▶ Exercise prompt:
Extract the entries in their exact form.

═════ Task input ═════

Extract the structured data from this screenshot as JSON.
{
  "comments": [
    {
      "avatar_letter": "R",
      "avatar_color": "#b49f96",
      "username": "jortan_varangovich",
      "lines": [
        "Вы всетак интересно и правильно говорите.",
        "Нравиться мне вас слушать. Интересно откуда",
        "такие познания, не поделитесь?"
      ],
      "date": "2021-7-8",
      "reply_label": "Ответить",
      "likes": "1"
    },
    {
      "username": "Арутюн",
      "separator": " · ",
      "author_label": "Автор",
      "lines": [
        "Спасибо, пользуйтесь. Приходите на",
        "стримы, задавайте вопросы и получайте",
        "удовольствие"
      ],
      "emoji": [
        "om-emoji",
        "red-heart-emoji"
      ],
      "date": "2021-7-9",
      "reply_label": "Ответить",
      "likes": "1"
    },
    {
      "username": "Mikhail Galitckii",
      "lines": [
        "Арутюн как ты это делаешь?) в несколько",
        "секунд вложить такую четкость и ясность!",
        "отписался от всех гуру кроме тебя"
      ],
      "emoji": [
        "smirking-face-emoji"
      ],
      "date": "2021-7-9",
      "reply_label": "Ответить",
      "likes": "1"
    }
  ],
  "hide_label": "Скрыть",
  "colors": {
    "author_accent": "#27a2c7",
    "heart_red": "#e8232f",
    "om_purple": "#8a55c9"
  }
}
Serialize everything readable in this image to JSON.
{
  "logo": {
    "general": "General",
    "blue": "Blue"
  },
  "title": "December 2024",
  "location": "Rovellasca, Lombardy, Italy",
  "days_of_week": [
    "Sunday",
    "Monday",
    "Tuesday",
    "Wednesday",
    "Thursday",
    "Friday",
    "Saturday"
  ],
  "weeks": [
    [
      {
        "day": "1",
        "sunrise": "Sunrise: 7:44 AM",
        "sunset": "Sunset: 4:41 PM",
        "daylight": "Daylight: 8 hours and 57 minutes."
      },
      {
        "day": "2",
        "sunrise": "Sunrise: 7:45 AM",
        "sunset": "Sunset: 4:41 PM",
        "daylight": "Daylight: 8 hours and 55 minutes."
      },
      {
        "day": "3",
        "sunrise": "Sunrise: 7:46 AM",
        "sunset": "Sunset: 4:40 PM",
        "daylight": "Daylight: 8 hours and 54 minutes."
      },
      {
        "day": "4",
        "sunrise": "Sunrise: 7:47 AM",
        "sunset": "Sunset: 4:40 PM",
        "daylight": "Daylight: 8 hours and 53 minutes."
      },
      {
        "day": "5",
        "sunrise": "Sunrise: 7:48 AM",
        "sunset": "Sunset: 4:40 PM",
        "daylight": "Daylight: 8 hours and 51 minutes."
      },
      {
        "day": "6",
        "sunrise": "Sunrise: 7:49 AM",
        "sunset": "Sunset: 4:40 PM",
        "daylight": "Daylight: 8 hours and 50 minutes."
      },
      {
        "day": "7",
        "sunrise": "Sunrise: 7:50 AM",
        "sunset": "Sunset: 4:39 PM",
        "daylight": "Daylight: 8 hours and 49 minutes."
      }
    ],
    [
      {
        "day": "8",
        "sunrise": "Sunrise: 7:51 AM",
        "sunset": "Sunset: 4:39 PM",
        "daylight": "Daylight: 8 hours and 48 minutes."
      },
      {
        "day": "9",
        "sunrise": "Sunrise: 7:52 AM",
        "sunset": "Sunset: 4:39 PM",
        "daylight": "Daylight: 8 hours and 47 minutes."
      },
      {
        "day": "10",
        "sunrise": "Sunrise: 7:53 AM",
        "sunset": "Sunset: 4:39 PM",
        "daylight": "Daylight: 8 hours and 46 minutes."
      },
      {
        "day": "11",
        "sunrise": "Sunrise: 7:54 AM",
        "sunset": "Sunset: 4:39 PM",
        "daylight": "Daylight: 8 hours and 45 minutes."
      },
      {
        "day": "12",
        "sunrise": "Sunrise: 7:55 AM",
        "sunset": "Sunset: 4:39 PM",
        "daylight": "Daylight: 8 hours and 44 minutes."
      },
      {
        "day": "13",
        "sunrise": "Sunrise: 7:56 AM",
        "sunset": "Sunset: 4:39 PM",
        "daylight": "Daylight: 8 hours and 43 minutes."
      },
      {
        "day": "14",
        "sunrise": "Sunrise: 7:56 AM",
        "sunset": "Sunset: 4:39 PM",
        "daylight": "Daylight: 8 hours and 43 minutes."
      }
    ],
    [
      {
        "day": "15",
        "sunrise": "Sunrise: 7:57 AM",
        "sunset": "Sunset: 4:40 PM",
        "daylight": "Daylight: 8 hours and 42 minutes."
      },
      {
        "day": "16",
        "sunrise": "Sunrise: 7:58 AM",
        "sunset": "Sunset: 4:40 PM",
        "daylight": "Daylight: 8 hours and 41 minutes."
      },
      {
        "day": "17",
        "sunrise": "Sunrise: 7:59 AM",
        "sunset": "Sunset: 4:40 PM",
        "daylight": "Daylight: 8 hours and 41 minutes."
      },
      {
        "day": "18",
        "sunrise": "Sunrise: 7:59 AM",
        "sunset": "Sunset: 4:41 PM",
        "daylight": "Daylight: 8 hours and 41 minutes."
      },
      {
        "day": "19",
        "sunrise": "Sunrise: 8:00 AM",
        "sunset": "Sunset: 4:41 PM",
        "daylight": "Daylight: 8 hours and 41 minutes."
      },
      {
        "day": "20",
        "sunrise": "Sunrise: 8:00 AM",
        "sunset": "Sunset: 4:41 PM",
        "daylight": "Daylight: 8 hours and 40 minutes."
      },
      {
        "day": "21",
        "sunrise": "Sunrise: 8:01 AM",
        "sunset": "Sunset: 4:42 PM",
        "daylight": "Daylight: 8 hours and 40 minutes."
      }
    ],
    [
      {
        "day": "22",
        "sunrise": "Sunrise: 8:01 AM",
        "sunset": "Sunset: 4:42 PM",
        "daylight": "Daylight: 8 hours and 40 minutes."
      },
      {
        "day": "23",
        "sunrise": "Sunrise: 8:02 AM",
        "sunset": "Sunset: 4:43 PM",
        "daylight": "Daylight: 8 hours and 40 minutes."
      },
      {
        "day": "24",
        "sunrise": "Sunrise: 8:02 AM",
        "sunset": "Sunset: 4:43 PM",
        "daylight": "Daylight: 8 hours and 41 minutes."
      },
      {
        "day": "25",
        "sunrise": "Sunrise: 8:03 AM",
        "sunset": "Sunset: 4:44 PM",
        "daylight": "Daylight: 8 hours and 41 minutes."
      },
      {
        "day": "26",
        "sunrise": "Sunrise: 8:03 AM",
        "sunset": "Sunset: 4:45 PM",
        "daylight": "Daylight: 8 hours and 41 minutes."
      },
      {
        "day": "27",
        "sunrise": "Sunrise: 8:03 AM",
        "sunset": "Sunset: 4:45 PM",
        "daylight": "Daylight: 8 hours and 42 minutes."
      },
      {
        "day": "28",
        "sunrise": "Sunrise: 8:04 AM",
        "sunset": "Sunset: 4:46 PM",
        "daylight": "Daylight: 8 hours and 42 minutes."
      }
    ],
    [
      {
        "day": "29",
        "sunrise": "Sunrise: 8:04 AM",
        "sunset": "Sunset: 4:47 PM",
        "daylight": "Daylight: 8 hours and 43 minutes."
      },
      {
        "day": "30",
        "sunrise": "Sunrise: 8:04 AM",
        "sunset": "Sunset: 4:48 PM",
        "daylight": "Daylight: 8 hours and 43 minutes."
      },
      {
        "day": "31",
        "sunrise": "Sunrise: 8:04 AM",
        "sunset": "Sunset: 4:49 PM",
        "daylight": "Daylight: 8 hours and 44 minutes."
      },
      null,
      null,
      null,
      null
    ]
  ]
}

═════

▶ Completed exercise:
Extract the structured data from this screenshot as JSON.
{
  "comments": [
    {
      "avatar_letter": "R",
      "avatar_color": "#b49f96",
      "username": "jortan_varangovich",
      "lines": [
        "Вы всетак интересно и правильно говорите.",
        "Нравиться мне вас слушать. Интересно откуда",
        "такие познания, не поделитесь?"
      ],
      "date": "2021-7-8",
      "reply_label": "Ответить",
      "likes": "1"
    },
    {
      "username": "Арутюн",
      "separator": " · ",
      "author_label": "Автор",
      "lines": [
        "Спасибо, пользуйтесь. Приходите на",
        "стримы, задавайте вопросы и получайте",
        "удовольствие"
      ],
      "emoji": [
        "om-emoji",
        "red-heart-emoji"
      ],
      "date": "2021-7-9",
      "reply_label": "Ответить",
      "likes": "1"
    },
    {
      "username": "Mikhail Galitckii",
      "lines": [
        "Арутюн как ты это делаешь?) в несколько",
        "секунд вложить такую четкость и ясность!",
        "отписался от всех гуру кроме тебя"
      ],
      "emoji": [
        "smirking-face-emoji"
      ],
      "date": "2021-7-9",
      "reply_label": "Ответить",
      "likes": "1"
    }
  ],
  "hide_label": "Скрыть",
  "colors": {
    "author_accent": "#27a2c7",
    "heart_red": "#e8232f",
    "om_purple": "#8a55c9"
  }
}
Serialize everything readable in this image to JSON.
{
  "logo": {
    "general": "General",
    "blue": "Blue"
  },
  "title": "December 2024",
  "location": "Rovellasca, Lombardy, Italy",
  "days_of_week": [
    "Sunday",
    "Monday",
    "Tuesday",
    "Wednesday",
    "Thursday",
    "Friday",
    "Saturday"
  ],
  "weeks": [
    [
      {
        "day": "1",
        "sunrise": "Sunrise: 7:44 AM",
        "sunset": "Sunset: 4:41 PM",
        "daylight": "Daylight: 8 hours and 57 minutes."
      },
      {
        "day": "2",
        "sunrise": "Sunrise: 7:45 AM",
        "sunset": "Sunset: 4:41 PM",
        "daylight": "Daylight: 8 hours and 55 minutes."
      },
      {
        "day": "3",
        "sunrise": "Sunrise: 7:46 AM",
        "sunset": "Sunset: 4:40 PM",
        "daylight": "Daylight: 8 hours and 54 minutes."
      },
      {
        "day": "4",
        "sunrise": "Sunrise: 7:47 AM",
        "sunset": "Sunset: 4:40 PM",
        "daylight": "Daylight: 8 hours and 53 minutes."
      },
      {
        "day": "5",
        "sunrise": "Sunrise: 7:48 AM",
        "sunset": "Sunset: 4:40 PM",
        "daylight": "Daylight: 8 hours and 51 minutes."
      },
      {
        "day": "6",
        "sunrise": "Sunrise: 7:49 AM",
        "sunset": "Sunset: 4:40 PM",
        "daylight": "Daylight: 8 hours and 50 minutes."
      },
      {
        "day": "7",
        "sunrise": "Sunrise: 7:50 AM",
        "sunset": "Sunset: 4:39 PM",
        "daylight": "Daylight: 8 hours and 49 minutes."
      }
    ],
    [
      {
        "day": "8",
        "sunrise": "Sunrise: 7:51 AM",
        "sunset": "Sunset: 4:39 PM",
        "daylight": "Daylight: 8 hours and 48 minutes."
      },
      {
        "day": "9",
        "sunrise": "Sunrise: 7:52 AM",
        "sunset": "Sunset: 4:39 PM",
        "daylight": "Daylight: 8 hours and 47 minutes."
      },
      {
        "day": "10",
        "sunrise": "Sunrise: 7:53 AM",
        "sunset": "Sunset: 4:39 PM",
        "daylight": "Daylight: 8 hours and 46 minutes."
      },
      {
        "day": "11",
        "sunrise": "Sunrise: 7:54 AM",
        "sunset": "Sunset: 4:39 PM",
        "daylight": "Daylight: 8 hours and 45 minutes."
      },
      {
        "day": "12",
        "sunrise": "Sunrise: 7:55 AM",
        "sunset": "Sunset: 4:39 PM",
        "daylight": "Daylight: 8 hours and 44 minutes."
      },
      {
        "day": "13",
        "sunrise": "Sunrise: 7:56 AM",
        "sunset": "Sunset: 4:39 PM",
        "daylight": "Daylight: 8 hours and 43 minutes."
      },
      {
        "day": "14",
        "sunrise": "Sunrise: 7:56 AM",
        "sunset": "Sunset: 4:39 PM",
        "daylight": "Daylight: 8 hours and 43 minutes."
      }
    ],
    [
      {
        "day": "15",
        "sunrise": "Sunrise: 7:57 AM",
        "sunset": "Sunset: 4:40 PM",
        "daylight": "Daylight: 8 hours and 42 minutes."
      },
      {
        "day": "16",
        "sunrise": "Sunrise: 7:58 AM",
        "sunset": "Sunset: 4:40 PM",
        "daylight": "Daylight: 8 hours and 41 minutes."
      },
      {
        "day": "17",
        "sunrise": "Sunrise: 7:59 AM",
        "sunset": "Sunset: 4:40 PM",
        "daylight": "Daylight: 8 hours and 41 minutes."
      },
      {
        "day": "18",
        "sunrise": "Sunrise: 7:59 AM",
        "sunset": "Sunset: 4:41 PM",
        "daylight": "Daylight: 8 hours and 41 minutes."
      },
      {
        "day": "19",
        "sunrise": "Sunrise: 8:00 AM",
        "sunset": "Sunset: 4:41 PM",
        "daylight": "Daylight: 8 hours and 41 minutes."
      },
      {
        "day": "20",
        "sunrise": "Sunrise: 8:00 AM",
        "sunset": "Sunset: 4:41 PM",
        "daylight": "Daylight: 8 hours and 40 minutes."
      },
      {
        "day": "21",
        "sunrise": "Sunrise: 8:01 AM",
        "sunset": "Sunset: 4:42 PM",
        "daylight": "Daylight: 8 hours and 40 minutes."
      }
    ],
    [
      {
        "day": "22",
        "sunrise": "Sunrise: 8:01 AM",
        "sunset": "Sunset: 4:42 PM",
        "daylight": "Daylight: 8 hours and 40 minutes."
      },
      {
        "day": "23",
        "sunrise": "Sunrise: 8:02 AM",
        "sunset": "Sunset: 4:43 PM",
        "daylight": "Daylight: 8 hours and 40 minutes."
      },
      {
        "day": "24",
        "sunrise": "Sunrise: 8:02 AM",
        "sunset": "Sunset: 4:43 PM",
        "daylight": "Daylight: 8 hours and 41 minutes."
      },
      {
        "day": "25",
        "sunrise": "Sunrise: 8:03 AM",
        "sunset": "Sunset: 4:44 PM",
        "daylight": "Daylight: 8 hours and 41 minutes."
      },
      {
        "day": "26",
        "sunrise": "Sunrise: 8:03 AM",
        "sunset": "Sunset: 4:45 PM",
        "daylight": "Daylight: 8 hours and 41 minutes."
      },
      {
        "day": "27",
        "sunrise": "Sunrise: 8:03 AM",
        "sunset": "Sunset: 4:45 PM",
        "daylight": "Daylight: 8 hours and 42 minutes."
      },
      {
        "day": "28",
        "sunrise": "Sunrise: 8:04 AM",
        "sunset": "Sunset: 4:46 PM",
        "daylight": "Daylight: 8 hours and 42 minutes."
      }
    ],
    [
      {
        "day": "29",
        "sunrise": "Sunrise: 8:04 AM",
        "sunset": "Sunset: 4:47 PM",
        "daylight": "Daylight: 8 hours and 43 minutes."
      },
      {
        "day": "30",
        "sunrise": "Sunrise: 8:04 AM",
        "sunset": "Sunset: 4:48 PM",
        "daylight": "Daylight: 8 hours and 43 minutes."
      },
      {
        "day": "31",
        "sunrise": "Sunrise: 8:04 AM",
        "sunset": "Sunset: 4:49 PM",
        "daylight": "Daylight: 8 hours and 44 minutes."
      },
      null,
      null,
      null,
      null
    ]
  ]
}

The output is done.